• _WHAT IS NEEDED_
Reproduce the listing below verbatim.

━━ TASK INPUT

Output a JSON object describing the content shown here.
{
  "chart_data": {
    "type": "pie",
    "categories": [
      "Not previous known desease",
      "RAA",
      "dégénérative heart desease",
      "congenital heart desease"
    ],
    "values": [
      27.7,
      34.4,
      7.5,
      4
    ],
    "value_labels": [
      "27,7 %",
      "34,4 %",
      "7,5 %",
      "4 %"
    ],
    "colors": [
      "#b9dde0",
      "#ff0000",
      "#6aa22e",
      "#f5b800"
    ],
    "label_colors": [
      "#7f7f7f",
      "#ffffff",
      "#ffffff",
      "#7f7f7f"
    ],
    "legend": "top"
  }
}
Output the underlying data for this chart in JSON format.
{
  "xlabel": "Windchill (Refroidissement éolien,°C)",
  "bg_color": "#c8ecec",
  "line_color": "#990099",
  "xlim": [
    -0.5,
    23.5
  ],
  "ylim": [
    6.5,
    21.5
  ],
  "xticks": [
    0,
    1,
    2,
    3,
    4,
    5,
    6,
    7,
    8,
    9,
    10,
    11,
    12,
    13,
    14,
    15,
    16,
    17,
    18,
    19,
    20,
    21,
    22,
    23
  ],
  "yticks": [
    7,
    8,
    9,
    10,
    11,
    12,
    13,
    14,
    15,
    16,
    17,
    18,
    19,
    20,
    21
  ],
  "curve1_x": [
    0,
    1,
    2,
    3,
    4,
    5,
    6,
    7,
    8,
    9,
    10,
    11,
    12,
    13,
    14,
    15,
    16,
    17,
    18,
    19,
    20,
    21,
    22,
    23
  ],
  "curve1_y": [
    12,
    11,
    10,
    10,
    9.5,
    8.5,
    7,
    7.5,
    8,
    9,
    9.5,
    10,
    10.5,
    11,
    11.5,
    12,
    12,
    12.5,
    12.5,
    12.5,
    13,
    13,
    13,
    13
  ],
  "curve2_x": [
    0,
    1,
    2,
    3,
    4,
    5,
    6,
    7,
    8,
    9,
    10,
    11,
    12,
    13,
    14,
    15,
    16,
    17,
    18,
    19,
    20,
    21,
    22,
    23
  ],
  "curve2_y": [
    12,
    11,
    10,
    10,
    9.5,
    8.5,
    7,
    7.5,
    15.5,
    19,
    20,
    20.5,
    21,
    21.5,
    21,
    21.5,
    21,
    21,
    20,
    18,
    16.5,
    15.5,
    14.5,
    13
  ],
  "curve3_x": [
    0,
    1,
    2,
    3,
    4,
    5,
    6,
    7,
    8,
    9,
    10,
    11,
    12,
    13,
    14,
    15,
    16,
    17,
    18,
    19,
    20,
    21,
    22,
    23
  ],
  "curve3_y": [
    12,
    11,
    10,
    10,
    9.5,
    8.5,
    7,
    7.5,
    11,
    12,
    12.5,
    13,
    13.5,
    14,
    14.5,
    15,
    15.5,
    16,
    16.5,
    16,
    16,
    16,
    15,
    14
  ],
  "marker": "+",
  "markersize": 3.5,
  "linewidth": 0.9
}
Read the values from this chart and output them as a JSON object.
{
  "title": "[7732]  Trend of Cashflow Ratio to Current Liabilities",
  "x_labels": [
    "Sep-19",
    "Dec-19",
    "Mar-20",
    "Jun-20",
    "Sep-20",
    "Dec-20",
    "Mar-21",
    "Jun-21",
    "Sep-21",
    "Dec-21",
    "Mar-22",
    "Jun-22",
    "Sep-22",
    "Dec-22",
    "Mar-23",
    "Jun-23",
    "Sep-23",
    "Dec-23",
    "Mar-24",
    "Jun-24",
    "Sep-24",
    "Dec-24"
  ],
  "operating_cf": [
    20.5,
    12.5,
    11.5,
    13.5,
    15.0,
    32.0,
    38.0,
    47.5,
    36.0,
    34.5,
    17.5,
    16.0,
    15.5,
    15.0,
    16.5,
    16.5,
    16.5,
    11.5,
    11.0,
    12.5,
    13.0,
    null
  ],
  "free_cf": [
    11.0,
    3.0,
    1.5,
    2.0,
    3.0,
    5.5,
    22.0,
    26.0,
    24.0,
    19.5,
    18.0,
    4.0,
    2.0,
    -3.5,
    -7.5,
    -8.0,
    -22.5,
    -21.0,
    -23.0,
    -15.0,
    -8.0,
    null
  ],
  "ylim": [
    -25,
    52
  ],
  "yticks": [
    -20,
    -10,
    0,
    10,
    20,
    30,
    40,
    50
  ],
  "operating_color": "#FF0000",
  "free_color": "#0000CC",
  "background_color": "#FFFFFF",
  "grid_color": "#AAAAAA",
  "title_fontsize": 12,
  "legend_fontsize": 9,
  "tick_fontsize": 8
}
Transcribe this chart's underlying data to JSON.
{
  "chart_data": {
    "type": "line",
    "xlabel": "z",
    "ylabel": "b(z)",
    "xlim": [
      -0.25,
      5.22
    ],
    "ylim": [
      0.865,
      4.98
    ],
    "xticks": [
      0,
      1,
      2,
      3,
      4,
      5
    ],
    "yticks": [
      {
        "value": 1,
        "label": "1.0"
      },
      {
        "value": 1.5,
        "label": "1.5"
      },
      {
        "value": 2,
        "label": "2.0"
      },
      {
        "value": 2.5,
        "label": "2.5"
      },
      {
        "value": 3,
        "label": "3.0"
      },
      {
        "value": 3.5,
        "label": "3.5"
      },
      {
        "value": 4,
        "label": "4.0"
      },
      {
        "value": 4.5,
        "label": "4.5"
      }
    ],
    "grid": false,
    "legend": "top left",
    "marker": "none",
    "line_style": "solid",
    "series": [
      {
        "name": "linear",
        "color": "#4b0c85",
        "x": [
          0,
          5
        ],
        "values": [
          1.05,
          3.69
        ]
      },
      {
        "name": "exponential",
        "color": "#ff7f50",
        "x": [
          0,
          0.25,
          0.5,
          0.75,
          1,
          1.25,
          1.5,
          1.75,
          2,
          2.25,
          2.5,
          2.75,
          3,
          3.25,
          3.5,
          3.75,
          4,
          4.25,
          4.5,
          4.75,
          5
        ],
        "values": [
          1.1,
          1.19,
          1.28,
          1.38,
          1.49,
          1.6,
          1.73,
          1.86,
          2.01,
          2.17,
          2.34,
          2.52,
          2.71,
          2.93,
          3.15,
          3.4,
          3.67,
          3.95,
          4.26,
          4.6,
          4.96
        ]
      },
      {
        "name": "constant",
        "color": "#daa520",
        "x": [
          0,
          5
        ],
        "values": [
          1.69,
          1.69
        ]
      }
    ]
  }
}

━━━━

• _RESULT OF THIS TASK_
Output a JSON object describing the content shown here.
{
  "chart_data": {
    "type": "pie",
    "categories": [
      "Not previous known desease",
      "RAA",
      "dégénérative heart desease",
      "congenital heart desease"
    ],
    "values": [
      27.7,
      34.4,
      7.5,
      4
    ],
    "value_labels": [
      "27,7 %",
      "34,4 %",
      "7,5 %",
      "4 %"
    ],
    "colors": [
      "#b9dde0",
      "#ff0000",
      "#6aa22e",
      "#f5b800"
    ],
    "label_colors": [
      "#7f7f7f",
      "#ffffff",
      "#ffffff",
      "#7f7f7f"
    ],
    "legend": "top"
  }
}
Output the underlying data for this chart in JSON format.
{
  "xlabel": "Windchill (Refroidissement éolien,°C)",
  "bg_color": "#c8ecec",
  "line_color": "#990099",
  "xlim": [
    -0.5,
    23.5
  ],
  "ylim": [
    6.5,
    21.5
  ],
  "xticks": [
    0,
    1,
    2,
    3,
    4,
    5,
    6,
    7,
    8,
    9,
    10,
    11,
    12,
    13,
    14,
    15,
    16,
    17,
    18,
    19,
    20,
    21,
    22,
    23
  ],
  "yticks": [
    7,
    8,
    9,
    10,
    11,
    12,
    13,
    14,
    15,
    16,
    17,
    18,
    19,
    20,
    21
  ],
  "curve1_x": [
    0,
    1,
    2,
    3,
    4,
    5,
    6,
    7,
    8,
    9,
    10,
    11,
    12,
    13,
    14,
    15,
    16,
    17,
    18,
    19,
    20,
    21,
    22,
    23
  ],
  "curve1_y": [
    12,
    11,
    10,
    10,
    9.5,
    8.5,
    7,
    7.5,
    8,
    9,
    9.5,
    10,
    10.5,
    11,
    11.5,
    12,
    12,
    12.5,
    12.5,
    12.5,
    13,
    13,
    13,
    13
  ],
  "curve2_x": [
    0,
    1,
    2,
    3,
    4,
    5,
    6,
    7,
    8,
    9,
    10,
    11,
    12,
    13,
    14,
    15,
    16,
    17,
    18,
    19,
    20,
    21,
    22,
    23
  ],
  "curve2_y": [
    12,
    11,
    10,
    10,
    9.5,
    8.5,
    7,
    7.5,
    15.5,
    19,
    20,
    20.5,
    21,
    21.5,
    21,
    21.5,
    21,
    21,
    20,
    18,
    16.5,
    15.5,
    14.5,
    13
  ],
  "curve3_x": [
    0,
    1,
    2,
    3,
    4,
    5,
    6,
    7,
    8,
    9,
    10,
    11,
    12,
    13,
    14,
    15,
    16,
    17,
    18,
    19,
    20,
    21,
    22,
    23
  ],
  "curve3_y": [
    12,
    11,
    10,
    10,
    9.5,
    8.5,
    7,
    7.5,
    11,
    12,
    12.5,
    13,
    13.5,
    14,
    14.5,
    15,
    15.5,
    16,
    16.5,
    16,
    16,
    16,
    15,
    14
  ],
  "marker": "+",
  "markersize": 3.5,
  "linewidth": 0.9
}
Read the values from this chart and output them as a JSON object.
{
  "title": "[7732]  Trend of Cashflow Ratio to Current Liabilities",
  "x_labels": [
    "Sep-19",
    "Dec-19",
    "Mar-20",
    "Jun-20",
    "Sep-20",
    "Dec-20",
    "Mar-21",
    "Jun-21",
    "Sep-21",
    "Dec-21",
    "Mar-22",
    "Jun-22",
    "Sep-22",
    "Dec-22",
    "Mar-23",
    "Jun-23",
    "Sep-23",
    "Dec-23",
    "Mar-24",
    "Jun-24",
    "Sep-24",
    "Dec-24"
  ],
  "operating_cf": [
    20.5,
    12.5,
    11.5,
    13.5,
    15.0,
    32.0,
    38.0,
    47.5,
    36.0,
    34.5,
    17.5,
    16.0,
    15.5,
    15.0,
    16.5,
    16.5,
    16.5,
    11.5,
    11.0,
    12.5,
    13.0,
    null
  ],
  "free_cf": [
    11.0,
    3.0,
    1.5,
    2.0,
    3.0,
    5.5,
    22.0,
    26.0,
    24.0,
    19.5,
    18.0,
    4.0,
    2.0,
    -3.5,
    -7.5,
    -8.0,
    -22.5,
    -21.0,
    -23.0,
    -15.0,
    -8.0,
    null
  ],
  "ylim": [
    -25,
    52
  ],
  "yticks": [
    -20,
    -10,
    0,
    10,
    20,
    30,
    40,
    50
  ],
  "operating_color": "#FF0000",
  "free_color": "#0000CC",
  "background_color": "#FFFFFF",
  "grid_color": "#AAAAAA",
  "title_fontsize": 12,
  "legend_fontsize": 9,
  "tick_fontsize": 8
}
Transcribe this chart's underlying data to JSON.
{
  "chart_data": {
    "type": "line",
    "xlabel": "z",
    "ylabel": "b(z)",
    "xlim": [
      -0.25,
      5.22
    ],
    "ylim": [
      0.865,
      4.98
    ],
    "xticks": [
      0,
      1,
      2,
      3,
      4,
      5
    ],
    "yticks": [
      {
        "value": 1,
        "label": "1.0"
      },
      {
        "value": 1.5,
        "label": "1.5"
      },
      {
        "value": 2,
        "label": "2.0"
      },
      {
        "value": 2.5,
        "label": "2.5"
      },
      {
        "value": 3,
        "label": "3.0"
      },
      {
        "value": 3.5,
        "label": "3.5"
      },
      {
        "value": 4,
        "label": "4.0"
      },
      {
        "value": 4.5,
        "label": "4.5"
      }
    ],
    "grid": false,
    "legend": "top left",
    "marker": "none",
    "line_style": "solid",
    "series": [
      {
        "name": "linear",
        "color": "#4b0c85",
        "x": [
          0,
          5
        ],
        "values": [
          1.05,
          3.69
        ]
      },
      {
        "name": "exponential",
        "color": "#ff7f50",
        "x": [
          0,
          0.25,
          0.5,
          0.75,
          1,
          1.25,
          1.5,
          1.75,
          2,
          2.25,
          2.5,
          2.75,
          3,
          3.25,
          3.5,
          3.75,
          4,
          4.25,
          4.5,
          4.75,
          5
        ],
        "values": [
          1.1,
          1.19,
          1.28,
          1.38,
          1.49,
          1.6,
          1.73,
          1.86,
          2.01,
          2.17,
          2.34,
          2.52,
          2.71,
          2.93,
          3.15,
          3.4,
          3.67,
          3.95,
          4.26,
          4.6,
          4.96
        ]
      },
      {
        "name": "constant",
        "color": "#daa520",
        "x": [
          0,
          5
        ],
        "values": [
          1.69,
          1.69
        ]
      }
    ]
  }
}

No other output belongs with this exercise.